Excerpts from a figure dataset
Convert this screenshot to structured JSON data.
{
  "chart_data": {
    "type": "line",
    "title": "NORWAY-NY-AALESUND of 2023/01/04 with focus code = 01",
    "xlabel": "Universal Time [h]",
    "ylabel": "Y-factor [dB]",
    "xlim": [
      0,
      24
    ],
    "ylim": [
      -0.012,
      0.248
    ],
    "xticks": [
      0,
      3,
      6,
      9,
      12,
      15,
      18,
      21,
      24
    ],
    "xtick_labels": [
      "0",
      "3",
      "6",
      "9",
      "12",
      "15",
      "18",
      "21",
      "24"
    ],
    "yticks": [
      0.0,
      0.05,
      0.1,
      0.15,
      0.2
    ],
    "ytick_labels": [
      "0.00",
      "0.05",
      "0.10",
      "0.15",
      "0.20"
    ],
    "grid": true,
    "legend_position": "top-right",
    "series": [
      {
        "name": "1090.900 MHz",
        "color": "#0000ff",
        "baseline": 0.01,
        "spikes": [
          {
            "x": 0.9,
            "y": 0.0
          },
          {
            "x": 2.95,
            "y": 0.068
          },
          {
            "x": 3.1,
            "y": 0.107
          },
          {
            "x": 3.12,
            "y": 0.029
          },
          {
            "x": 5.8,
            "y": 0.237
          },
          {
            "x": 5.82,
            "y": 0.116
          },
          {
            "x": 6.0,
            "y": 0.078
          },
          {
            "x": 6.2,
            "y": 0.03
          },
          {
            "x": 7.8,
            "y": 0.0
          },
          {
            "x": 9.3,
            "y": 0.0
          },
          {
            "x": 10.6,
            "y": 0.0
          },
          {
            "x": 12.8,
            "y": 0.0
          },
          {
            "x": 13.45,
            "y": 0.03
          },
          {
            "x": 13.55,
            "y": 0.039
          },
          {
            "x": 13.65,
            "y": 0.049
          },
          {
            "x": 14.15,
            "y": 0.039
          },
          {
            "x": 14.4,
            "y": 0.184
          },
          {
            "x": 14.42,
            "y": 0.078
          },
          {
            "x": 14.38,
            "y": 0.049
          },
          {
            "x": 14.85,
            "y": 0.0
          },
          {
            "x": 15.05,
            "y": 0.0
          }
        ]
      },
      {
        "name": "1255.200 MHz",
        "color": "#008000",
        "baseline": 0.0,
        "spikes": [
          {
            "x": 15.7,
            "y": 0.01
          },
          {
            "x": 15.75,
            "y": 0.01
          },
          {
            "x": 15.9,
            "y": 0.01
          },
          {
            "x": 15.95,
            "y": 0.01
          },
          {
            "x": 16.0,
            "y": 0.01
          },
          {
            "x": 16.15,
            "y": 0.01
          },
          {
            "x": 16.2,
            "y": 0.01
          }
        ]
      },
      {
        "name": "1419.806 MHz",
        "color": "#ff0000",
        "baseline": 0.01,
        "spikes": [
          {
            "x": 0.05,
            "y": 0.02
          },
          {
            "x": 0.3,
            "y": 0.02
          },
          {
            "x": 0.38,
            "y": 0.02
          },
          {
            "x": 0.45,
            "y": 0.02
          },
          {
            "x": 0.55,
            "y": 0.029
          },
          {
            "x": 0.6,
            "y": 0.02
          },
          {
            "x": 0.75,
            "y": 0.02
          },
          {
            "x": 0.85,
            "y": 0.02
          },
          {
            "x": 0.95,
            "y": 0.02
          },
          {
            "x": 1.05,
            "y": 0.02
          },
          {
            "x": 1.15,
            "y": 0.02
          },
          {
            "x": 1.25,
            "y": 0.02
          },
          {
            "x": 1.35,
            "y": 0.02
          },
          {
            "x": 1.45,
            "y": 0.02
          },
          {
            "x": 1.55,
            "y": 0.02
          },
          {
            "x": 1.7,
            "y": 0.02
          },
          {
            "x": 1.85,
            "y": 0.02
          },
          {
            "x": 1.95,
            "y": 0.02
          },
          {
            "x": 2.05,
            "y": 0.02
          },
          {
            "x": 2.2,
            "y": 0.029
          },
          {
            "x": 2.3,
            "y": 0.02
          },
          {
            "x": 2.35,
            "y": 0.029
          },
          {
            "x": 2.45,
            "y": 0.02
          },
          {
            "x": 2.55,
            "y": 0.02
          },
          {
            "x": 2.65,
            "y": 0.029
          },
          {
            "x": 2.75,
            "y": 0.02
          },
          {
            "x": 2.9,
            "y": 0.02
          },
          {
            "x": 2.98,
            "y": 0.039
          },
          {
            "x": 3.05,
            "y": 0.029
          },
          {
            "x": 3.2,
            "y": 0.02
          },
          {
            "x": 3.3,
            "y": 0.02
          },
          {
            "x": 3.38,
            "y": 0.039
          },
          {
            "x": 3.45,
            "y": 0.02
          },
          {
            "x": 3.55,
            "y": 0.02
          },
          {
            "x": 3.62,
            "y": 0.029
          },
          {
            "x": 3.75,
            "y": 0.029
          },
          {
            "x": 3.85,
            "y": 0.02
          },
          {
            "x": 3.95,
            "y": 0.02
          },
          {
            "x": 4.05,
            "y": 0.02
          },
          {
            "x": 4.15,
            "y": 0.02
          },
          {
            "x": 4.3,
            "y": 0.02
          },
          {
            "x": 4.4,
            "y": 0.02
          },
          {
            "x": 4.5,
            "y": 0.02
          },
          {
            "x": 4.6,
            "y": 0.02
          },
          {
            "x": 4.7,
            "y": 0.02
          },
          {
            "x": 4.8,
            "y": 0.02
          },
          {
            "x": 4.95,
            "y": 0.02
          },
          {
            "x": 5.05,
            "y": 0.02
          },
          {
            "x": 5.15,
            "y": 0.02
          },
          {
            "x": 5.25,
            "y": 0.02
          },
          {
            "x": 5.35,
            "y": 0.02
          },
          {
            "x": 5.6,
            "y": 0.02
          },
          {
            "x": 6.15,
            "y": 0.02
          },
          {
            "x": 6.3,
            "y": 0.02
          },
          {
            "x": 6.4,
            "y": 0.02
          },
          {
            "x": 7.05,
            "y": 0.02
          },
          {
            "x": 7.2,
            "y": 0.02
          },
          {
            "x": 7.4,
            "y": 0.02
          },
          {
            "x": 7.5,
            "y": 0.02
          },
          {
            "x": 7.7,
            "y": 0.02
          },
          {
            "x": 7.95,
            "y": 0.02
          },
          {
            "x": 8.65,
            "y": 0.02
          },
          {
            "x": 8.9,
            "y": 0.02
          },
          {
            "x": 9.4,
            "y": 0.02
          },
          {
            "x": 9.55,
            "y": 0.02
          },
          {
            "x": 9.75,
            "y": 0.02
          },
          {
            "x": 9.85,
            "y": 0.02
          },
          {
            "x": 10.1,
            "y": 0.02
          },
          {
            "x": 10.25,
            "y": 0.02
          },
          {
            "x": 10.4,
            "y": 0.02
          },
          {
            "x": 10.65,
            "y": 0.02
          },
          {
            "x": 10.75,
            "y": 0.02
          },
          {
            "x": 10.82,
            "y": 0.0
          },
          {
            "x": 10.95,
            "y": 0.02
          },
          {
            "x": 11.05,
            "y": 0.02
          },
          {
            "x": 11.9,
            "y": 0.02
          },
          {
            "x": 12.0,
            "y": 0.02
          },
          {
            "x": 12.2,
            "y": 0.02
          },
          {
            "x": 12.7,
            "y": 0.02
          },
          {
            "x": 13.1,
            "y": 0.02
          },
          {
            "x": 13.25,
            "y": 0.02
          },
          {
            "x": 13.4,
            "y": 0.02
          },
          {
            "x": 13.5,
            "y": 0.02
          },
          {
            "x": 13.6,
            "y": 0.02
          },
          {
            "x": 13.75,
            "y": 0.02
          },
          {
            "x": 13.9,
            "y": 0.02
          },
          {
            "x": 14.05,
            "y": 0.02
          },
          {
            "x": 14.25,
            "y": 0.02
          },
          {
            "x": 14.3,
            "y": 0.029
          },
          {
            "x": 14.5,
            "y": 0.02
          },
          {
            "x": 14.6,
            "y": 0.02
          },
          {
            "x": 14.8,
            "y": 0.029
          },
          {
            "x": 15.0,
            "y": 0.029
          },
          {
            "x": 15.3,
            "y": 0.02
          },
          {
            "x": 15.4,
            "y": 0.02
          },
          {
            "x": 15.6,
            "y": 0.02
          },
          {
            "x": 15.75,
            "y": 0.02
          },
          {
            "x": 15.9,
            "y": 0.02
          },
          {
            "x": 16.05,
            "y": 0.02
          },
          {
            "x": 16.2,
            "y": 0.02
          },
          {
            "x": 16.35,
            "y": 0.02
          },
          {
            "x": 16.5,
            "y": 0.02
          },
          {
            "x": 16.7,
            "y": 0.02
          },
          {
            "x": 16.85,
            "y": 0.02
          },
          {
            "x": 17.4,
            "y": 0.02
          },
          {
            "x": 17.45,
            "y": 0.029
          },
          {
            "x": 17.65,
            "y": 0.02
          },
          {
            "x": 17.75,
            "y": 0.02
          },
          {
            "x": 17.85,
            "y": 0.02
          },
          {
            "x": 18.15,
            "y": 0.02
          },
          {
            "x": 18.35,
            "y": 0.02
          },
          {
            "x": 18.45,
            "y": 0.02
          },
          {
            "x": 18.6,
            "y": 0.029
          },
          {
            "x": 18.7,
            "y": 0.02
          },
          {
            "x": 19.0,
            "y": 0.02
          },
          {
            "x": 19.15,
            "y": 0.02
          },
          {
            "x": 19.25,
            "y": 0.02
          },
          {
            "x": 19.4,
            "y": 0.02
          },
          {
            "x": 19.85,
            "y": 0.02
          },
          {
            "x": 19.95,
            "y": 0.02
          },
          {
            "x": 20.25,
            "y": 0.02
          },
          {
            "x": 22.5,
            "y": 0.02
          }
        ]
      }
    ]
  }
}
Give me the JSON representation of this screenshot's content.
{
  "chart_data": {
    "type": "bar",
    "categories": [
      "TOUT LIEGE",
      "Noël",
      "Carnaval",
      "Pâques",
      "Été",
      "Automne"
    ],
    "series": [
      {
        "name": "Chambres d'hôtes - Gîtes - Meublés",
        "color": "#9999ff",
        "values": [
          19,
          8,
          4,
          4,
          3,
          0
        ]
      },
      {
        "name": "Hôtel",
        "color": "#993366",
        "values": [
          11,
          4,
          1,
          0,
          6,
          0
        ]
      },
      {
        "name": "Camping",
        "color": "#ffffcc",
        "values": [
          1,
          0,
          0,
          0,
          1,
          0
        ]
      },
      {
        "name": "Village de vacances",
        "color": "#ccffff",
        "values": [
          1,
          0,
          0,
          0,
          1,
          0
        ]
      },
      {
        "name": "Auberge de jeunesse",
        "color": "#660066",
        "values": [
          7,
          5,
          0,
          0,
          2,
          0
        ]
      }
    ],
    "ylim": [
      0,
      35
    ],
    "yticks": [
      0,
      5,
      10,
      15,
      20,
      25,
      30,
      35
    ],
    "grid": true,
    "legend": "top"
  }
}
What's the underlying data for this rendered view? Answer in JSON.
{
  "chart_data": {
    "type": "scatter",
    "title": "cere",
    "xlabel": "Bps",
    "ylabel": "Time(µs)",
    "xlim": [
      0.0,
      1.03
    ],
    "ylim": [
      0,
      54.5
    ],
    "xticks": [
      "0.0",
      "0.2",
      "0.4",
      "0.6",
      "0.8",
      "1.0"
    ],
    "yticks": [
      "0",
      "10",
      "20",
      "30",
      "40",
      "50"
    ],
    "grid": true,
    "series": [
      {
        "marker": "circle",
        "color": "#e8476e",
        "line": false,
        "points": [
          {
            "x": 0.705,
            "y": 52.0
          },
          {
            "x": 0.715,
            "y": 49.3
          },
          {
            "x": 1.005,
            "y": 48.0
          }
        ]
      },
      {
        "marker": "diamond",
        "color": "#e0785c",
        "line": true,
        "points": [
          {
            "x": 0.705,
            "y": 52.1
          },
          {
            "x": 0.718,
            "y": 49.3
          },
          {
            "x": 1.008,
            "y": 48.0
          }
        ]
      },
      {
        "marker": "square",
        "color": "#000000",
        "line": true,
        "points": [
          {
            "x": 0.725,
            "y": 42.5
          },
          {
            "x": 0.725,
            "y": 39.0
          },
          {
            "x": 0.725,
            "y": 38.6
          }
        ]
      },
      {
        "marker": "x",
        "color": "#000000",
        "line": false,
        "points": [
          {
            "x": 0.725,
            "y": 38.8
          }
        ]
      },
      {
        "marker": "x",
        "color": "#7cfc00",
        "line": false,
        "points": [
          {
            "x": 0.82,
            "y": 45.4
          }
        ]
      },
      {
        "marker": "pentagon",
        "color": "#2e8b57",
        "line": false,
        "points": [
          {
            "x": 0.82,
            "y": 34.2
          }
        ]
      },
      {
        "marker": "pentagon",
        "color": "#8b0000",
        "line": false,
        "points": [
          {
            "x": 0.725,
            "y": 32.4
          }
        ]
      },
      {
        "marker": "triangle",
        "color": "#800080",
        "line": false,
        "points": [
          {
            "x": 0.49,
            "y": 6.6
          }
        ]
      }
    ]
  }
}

■ Your objective:
How many lines of these entries contain the string "title"? Reply with the number alone.

■ Response below:
2